(Trecho selecionado):

--*--

Raul Teixeira e Francisco Turbiani analisam os experimentos cênicos do Módulo Vermelho

Publicado em: 03/10/2016

Os aprendizes do Módulo Vermelho da SP Escola de Teatro – Centro de Formação das Artes do Palco fizeram a primeira abertura de seus experimentos cênicos neste sábado. Os estudantes dos oito Cursos Regulares se uniram em pequenos núcleos para criar cenas sob a influência do conceito de “Philia”, apropriado do psicanalista Jorge Forbes, a partir da leitura de relatos de amizade.

 

Aprendizes do Núcleo 5 em experimento do Módulo Vermelho


Como ocorre apenas neste Módulo, os aprendizes puderam escolher com qual eixo (narratividade, performatividade e personagem-conflito, entre outros) gostariam de trabalhar. Segundo Raul Teixeira, coordenador do Curso Regular de Sonoplastia, essa liberdade de experimentação estética e de linguagem mostra como os artistas saem da Escola cada vez mais preparados.
 
“Nós vemos uma apropriação cada vez maior de tudo o que discutimos nas aulas, com mais clareza, rigor e organização. Eu vejo, desde o primeiro experimento, que eles respondem imediatamente aos elementos e provocações cênicas que colocamos. Percebemos que eles saem da sala de aula com todas as áreas muito bem articuladas (cenário, figurino, luz, som, texto) e com enorme rigor estético”, diz.

--*--

(Em que trabalhar):
Com base no trecho selecionado, responda:
(a) Estudantes de quantos Cursos Regulares se uniram em núcleos para criar as cenas?
(b) De quem foi apropriado o conceito de "Philia"?
(c) Qual Curso Regular é coordenado por Raul Teixeira?

--*--

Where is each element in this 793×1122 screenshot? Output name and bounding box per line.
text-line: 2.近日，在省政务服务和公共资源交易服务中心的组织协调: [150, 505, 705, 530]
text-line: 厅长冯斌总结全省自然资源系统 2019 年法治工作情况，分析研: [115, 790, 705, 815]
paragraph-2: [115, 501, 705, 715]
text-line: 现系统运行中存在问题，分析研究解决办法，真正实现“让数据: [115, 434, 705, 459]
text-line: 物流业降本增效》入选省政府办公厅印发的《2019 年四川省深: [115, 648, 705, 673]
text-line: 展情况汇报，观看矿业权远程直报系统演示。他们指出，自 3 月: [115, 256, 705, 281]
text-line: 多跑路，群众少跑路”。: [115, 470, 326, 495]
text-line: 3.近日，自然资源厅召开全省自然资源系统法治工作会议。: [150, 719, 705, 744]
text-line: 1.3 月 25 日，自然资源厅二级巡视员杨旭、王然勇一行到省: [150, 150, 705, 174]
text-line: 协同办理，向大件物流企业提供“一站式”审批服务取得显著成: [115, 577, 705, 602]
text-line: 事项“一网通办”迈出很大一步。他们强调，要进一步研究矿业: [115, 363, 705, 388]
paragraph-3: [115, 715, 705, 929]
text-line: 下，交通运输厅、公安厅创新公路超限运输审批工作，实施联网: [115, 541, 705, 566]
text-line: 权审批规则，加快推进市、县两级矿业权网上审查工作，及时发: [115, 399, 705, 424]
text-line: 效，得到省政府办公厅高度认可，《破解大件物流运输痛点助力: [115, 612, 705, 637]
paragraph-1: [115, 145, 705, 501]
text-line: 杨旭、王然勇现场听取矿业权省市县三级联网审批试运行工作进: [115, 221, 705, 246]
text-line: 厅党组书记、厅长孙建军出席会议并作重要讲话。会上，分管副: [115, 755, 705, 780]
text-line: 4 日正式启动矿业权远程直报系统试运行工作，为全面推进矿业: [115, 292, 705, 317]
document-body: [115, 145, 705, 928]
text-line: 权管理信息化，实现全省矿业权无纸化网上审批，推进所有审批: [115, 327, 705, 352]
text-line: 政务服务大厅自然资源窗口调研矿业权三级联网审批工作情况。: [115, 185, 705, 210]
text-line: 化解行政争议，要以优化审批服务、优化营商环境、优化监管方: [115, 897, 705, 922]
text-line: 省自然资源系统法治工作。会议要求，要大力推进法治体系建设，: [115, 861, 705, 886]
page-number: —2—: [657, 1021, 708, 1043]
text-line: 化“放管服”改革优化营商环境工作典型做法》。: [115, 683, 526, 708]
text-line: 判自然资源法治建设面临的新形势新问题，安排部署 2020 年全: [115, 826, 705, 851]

--*--

(Resultado da tarefa):
(a) De oito Cursos Regulares.
(b) Do psicanalista Jorge Forbes.
(c) O Curso Regular de Sonoplastia.